Repeat every record below exactly, omitting any pictures.

EXTRACTED RECORDS start

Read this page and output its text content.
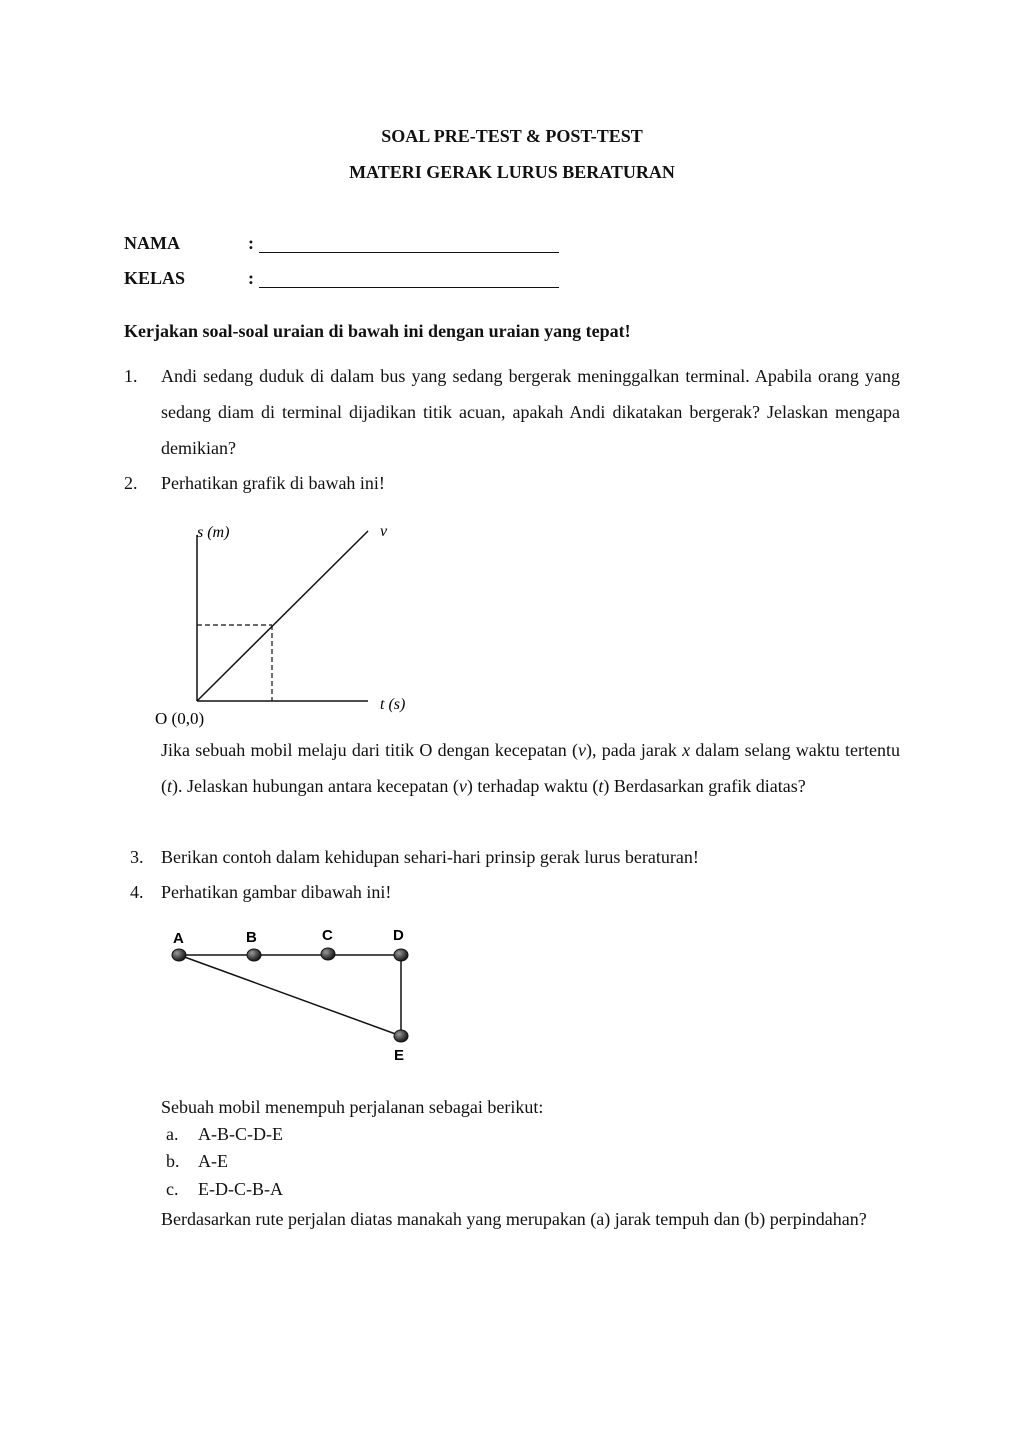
SOAL PRE-TEST & POST-TEST
MATERI GERAK LURUS BERATURAN
NAMA	:
KELAS	:
Kerjakan soal-soal uraian di bawah ini dengan uraian yang tepat!
1. Andi sedang duduk di dalam bus yang sedang bergerak meninggalkan terminal. Apabila orang yang sedang diam di terminal dijadikan titik acuan, apakah Andi dikatakan bergerak? Jelaskan mengapa demikian?
2. Perhatikan grafik di bawah ini!
s (m)	v
t (s)
O (0,0)
Jika sebuah mobil melaju dari titik O dengan kecepatan (v), pada jarak x dalam selang waktu tertentu (t). Jelaskan hubungan antara kecepatan (v) terhadap waktu (t) Berdasarkan grafik diatas?
3. Berikan contoh dalam kehidupan sehari-hari prinsip gerak lurus beraturan!
4. Perhatikan gambar dibawah ini!
A	B	C	D
E
Sebuah mobil menempuh perjalanan sebagai berikut:
a. A-B-C-D-E
b. A-E
c. E-D-C-B-A
Berdasarkan rute perjalan diatas manakah yang merupakan (a) jarak tempuh dan (b) perpindahan?
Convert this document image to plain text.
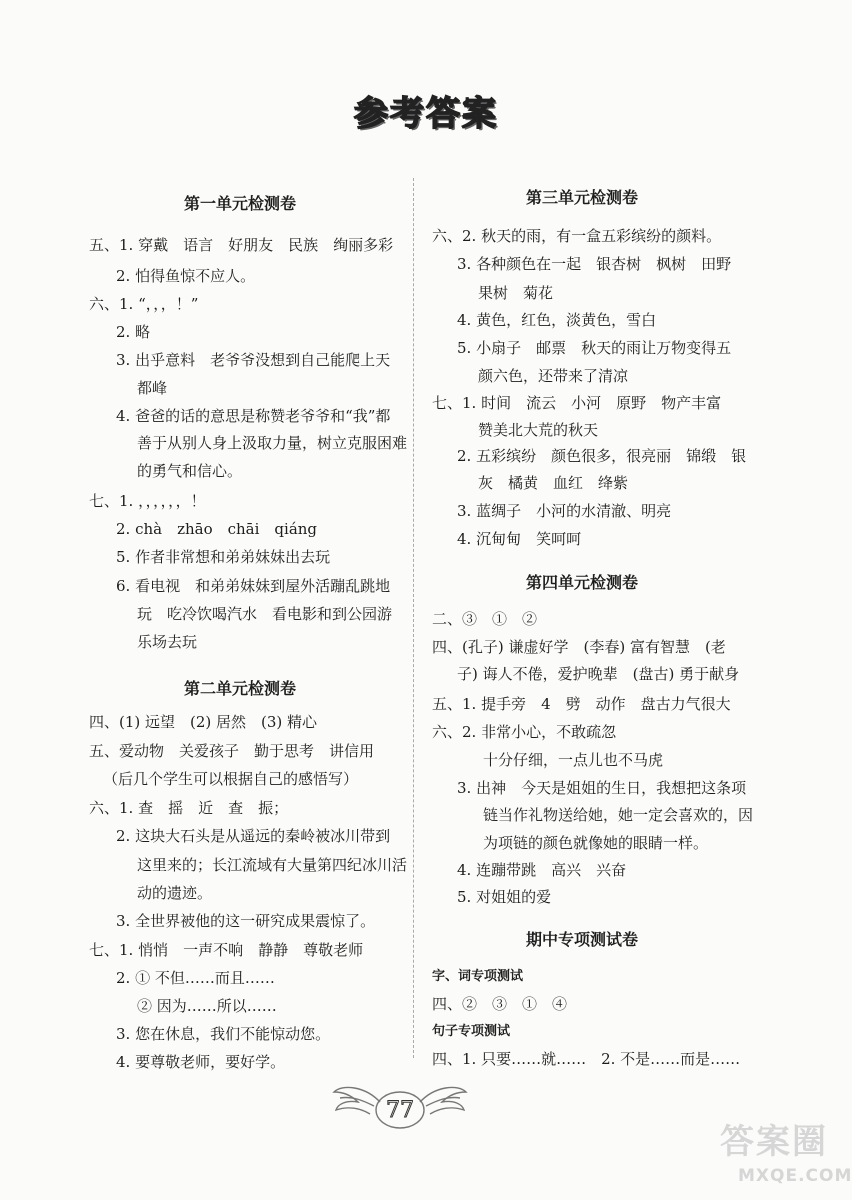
参考答案
第一单元检测卷
五、1. 穿戴　语言　好朋友　民族　绚丽多彩
2. 怕得鱼惊不应人。
六、1. “，，，！”
2. 略
3. 出乎意料　老爷爷没想到自己能爬上天
都峰
4. 爸爸的话的意思是称赞老爷爷和“我”都
善于从别人身上汲取力量，树立克服困难
的勇气和信心。
七、1. ，，，，，，！
2. chà　zhāo　chāi　qiáng
5. 作者非常想和弟弟妹妹出去玩
6. 看电视　和弟弟妹妹到屋外活蹦乱跳地
玩　吃冷饮喝汽水　看电影和到公园游
乐场去玩
第二单元检测卷
四、(1) 远望　(2) 居然　(3) 精心
五、爱动物　关爱孩子　勤于思考　讲信用
（后几个学生可以根据自己的感悟写）
六、1. 查　摇　近　查　振；
2. 这块大石头是从遥远的秦岭被冰川带到
这里来的；长江流域有大量第四纪冰川活
动的遗迹。
3. 全世界被他的这一研究成果震惊了。
七、1. 悄悄　一声不响　静静　尊敬老师
2. ① 不但……而且……
② 因为……所以……
3. 您在休息，我们不能惊动您。
4. 要尊敬老师，要好学。
第三单元检测卷
六、2. 秋天的雨，有一盒五彩缤纷的颜料。
3. 各种颜色在一起　银杏树　枫树　田野
果树　菊花
4. 黄色，红色，淡黄色，雪白
5. 小扇子　邮票　秋天的雨让万物变得五
颜六色，还带来了清凉
七、1. 时间　流云　小河　原野　物产丰富
赞美北大荒的秋天
2. 五彩缤纷　颜色很多，很亮丽　锦缎　银
灰　橘黄　血红　绛紫
3. 蓝绸子　小河的水清澈、明亮
4. 沉甸甸　笑呵呵
第四单元检测卷
二、③　①　②
四、(孔子) 谦虚好学　(李春) 富有智慧　(老
子) 诲人不倦，爱护晚辈　(盘古) 勇于献身
五、1. 提手旁　4　劈　动作　盘古力气很大
六、2. 非常小心，不敢疏忽
十分仔细，一点儿也不马虎
3. 出神　今天是姐姐的生日，我想把这条项
链当作礼物送给她，她一定会喜欢的，因
为项链的颜色就像她的眼睛一样。
4. 连蹦带跳　高兴　兴奋
5. 对姐姐的爱
期中专项测试卷
字、词专项测试
四、②　③　①　④
句子专项测试
四、1. 只要……就……　2. 不是……而是……
77
答案圈
MXQE.COM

EXTRACTED RECORDS end

# REPLY:
Read this page and output its text content.
SOAL PRE-TEST & POST-TEST
MATERI GERAK LURUS BERATURAN
NAMA	:
KELAS	:
Kerjakan soal-soal uraian di bawah ini dengan uraian yang tepat!
1. Andi sedang duduk di dalam bus yang sedang bergerak meninggalkan terminal. Apabila orang yang sedang diam di terminal dijadikan titik acuan, apakah Andi dikatakan bergerak? Jelaskan mengapa demikian?
2. Perhatikan grafik di bawah ini!
s (m)	v
t (s)
O (0,0)
Jika sebuah mobil melaju dari titik O dengan kecepatan (v), pada jarak x dalam selang waktu tertentu (t). Jelaskan hubungan antara kecepatan (v) terhadap waktu (t) Berdasarkan grafik diatas?
3. Berikan contoh dalam kehidupan sehari-hari prinsip gerak lurus beraturan!
4. Perhatikan gambar dibawah ini!
A	B	C	D
E
Sebuah mobil menempuh perjalanan sebagai berikut:
a. A-B-C-D-E
b. A-E
c. E-D-C-B-A
Berdasarkan rute perjalan diatas manakah yang merupakan (a) jarak tempuh dan (b) perpindahan?
Convert this document image to plain text.
参考答案
第一单元检测卷
五、1. 穿戴　语言　好朋友　民族　绚丽多彩
2. 怕得鱼惊不应人。
六、1. “，，，！”
2. 略
3. 出乎意料　老爷爷没想到自己能爬上天
都峰
4. 爸爸的话的意思是称赞老爷爷和“我”都
善于从别人身上汲取力量，树立克服困难
的勇气和信心。
七、1. ，，，，，，！
2. chà　zhāo　chāi　qiáng
5. 作者非常想和弟弟妹妹出去玩
6. 看电视　和弟弟妹妹到屋外活蹦乱跳地
玩　吃冷饮喝汽水　看电影和到公园游
乐场去玩
第二单元检测卷
四、(1) 远望　(2) 居然　(3) 精心
五、爱动物　关爱孩子　勤于思考　讲信用
（后几个学生可以根据自己的感悟写）
六、1. 查　摇　近　查　振；
2. 这块大石头是从遥远的秦岭被冰川带到
这里来的；长江流域有大量第四纪冰川活
动的遗迹。
3. 全世界被他的这一研究成果震惊了。
七、1. 悄悄　一声不响　静静　尊敬老师
2. ① 不但……而且……
② 因为……所以……
3. 您在休息，我们不能惊动您。
4. 要尊敬老师，要好学。
第三单元检测卷
六、2. 秋天的雨，有一盒五彩缤纷的颜料。
3. 各种颜色在一起　银杏树　枫树　田野
果树　菊花
4. 黄色，红色，淡黄色，雪白
5. 小扇子　邮票　秋天的雨让万物变得五
颜六色，还带来了清凉
七、1. 时间　流云　小河　原野　物产丰富
赞美北大荒的秋天
2. 五彩缤纷　颜色很多，很亮丽　锦缎　银
灰　橘黄　血红　绛紫
3. 蓝绸子　小河的水清澈、明亮
4. 沉甸甸　笑呵呵
第四单元检测卷
二、③　①　②
四、(孔子) 谦虚好学　(李春) 富有智慧　(老
子) 诲人不倦，爱护晚辈　(盘古) 勇于献身
五、1. 提手旁　4　劈　动作　盘古力气很大
六、2. 非常小心，不敢疏忽
十分仔细，一点儿也不马虎
3. 出神　今天是姐姐的生日，我想把这条项
链当作礼物送给她，她一定会喜欢的，因
为项链的颜色就像她的眼睛一样。
4. 连蹦带跳　高兴　兴奋
5. 对姐姐的爱
期中专项测试卷
字、词专项测试
四、②　③　①　④
句子专项测试
四、1. 只要……就……　2. 不是……而是……
77
答案圈
MXQE.COM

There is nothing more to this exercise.